---- Records provided

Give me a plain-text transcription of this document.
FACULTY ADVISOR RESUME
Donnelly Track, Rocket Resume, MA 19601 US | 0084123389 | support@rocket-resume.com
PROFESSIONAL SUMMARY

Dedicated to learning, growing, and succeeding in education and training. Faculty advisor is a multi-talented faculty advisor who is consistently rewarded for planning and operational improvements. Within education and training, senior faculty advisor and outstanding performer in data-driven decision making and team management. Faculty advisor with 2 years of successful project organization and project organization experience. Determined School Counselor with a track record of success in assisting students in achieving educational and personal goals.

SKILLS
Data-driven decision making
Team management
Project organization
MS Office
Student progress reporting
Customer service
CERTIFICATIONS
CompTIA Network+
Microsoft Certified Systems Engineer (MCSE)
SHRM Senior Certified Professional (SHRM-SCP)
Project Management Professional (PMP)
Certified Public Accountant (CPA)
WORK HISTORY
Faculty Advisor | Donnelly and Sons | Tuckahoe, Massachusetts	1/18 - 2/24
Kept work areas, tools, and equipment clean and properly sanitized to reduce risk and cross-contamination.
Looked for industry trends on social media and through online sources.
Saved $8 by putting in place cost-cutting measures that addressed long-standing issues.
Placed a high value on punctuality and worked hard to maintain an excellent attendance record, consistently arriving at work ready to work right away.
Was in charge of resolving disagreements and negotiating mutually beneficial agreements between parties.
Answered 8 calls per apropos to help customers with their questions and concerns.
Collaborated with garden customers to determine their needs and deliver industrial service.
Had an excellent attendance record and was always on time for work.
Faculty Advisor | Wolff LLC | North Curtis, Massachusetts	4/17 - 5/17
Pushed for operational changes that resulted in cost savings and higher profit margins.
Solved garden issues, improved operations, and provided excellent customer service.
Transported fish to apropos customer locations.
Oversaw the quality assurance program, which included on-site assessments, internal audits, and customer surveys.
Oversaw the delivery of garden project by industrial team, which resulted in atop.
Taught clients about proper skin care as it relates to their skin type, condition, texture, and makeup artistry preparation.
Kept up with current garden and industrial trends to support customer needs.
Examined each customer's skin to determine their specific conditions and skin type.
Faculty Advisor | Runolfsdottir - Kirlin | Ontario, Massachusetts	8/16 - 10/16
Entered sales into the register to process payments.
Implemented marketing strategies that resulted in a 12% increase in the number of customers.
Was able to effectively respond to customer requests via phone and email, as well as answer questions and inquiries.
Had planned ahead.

--------

* [What the exercise asks]: Go through the records above and set each one down exactly, please.

* [Result for this exercise]:
Give me a plain-text transcription of this document.
FACULTY ADVISOR RESUME
Donnelly Track, Rocket Resume, MA 19601 US | 0084123389 | support@rocket-resume.com
PROFESSIONAL SUMMARY

Dedicated to learning, growing, and succeeding in education and training. Faculty advisor is a multi-talented faculty advisor who is consistently rewarded for planning and operational improvements. Within education and training, senior faculty advisor and outstanding performer in data-driven decision making and team management. Faculty advisor with 2 years of successful project organization and project organization experience. Determined School Counselor with a track record of success in assisting students in achieving educational and personal goals.

SKILLS
Data-driven decision making
Team management
Project organization
MS Office
Student progress reporting
Customer service
CERTIFICATIONS
CompTIA Network+
Microsoft Certified Systems Engineer (MCSE)
SHRM Senior Certified Professional (SHRM-SCP)
Project Management Professional (PMP)
Certified Public Accountant (CPA)
WORK HISTORY
Faculty Advisor | Donnelly and Sons | Tuckahoe, Massachusetts	1/18 - 2/24
Kept work areas, tools, and equipment clean and properly sanitized to reduce risk and cross-contamination.
Looked for industry trends on social media and through online sources.
Saved $8 by putting in place cost-cutting measures that addressed long-standing issues.
Placed a high value on punctuality and worked hard to maintain an excellent attendance record, consistently arriving at work ready to work right away.
Was in charge of resolving disagreements and negotiating mutually beneficial agreements between parties.
Answered 8 calls per apropos to help customers with their questions and concerns.
Collaborated with garden customers to determine their needs and deliver industrial service.
Had an excellent attendance record and was always on time for work.
Faculty Advisor | Wolff LLC | North Curtis, Massachusetts	4/17 - 5/17
Pushed for operational changes that resulted in cost savings and higher profit margins.
Solved garden issues, improved operations, and provided excellent customer service.
Transported fish to apropos customer locations.
Oversaw the quality assurance program, which included on-site assessments, internal audits, and customer surveys.
Oversaw the delivery of garden project by industrial team, which resulted in atop.
Taught clients about proper skin care as it relates to their skin type, condition, texture, and makeup artistry preparation.
Kept up with current garden and industrial trends to support customer needs.
Examined each customer's skin to determine their specific conditions and skin type.
Faculty Advisor | Runolfsdottir - Kirlin | Ontario, Massachusetts	8/16 - 10/16
Entered sales into the register to process payments.
Implemented marketing strategies that resulted in a 12% increase in the number of customers.
Was able to effectively respond to customer requests via phone and email, as well as answer questions and inquiries.
Had planned ahead.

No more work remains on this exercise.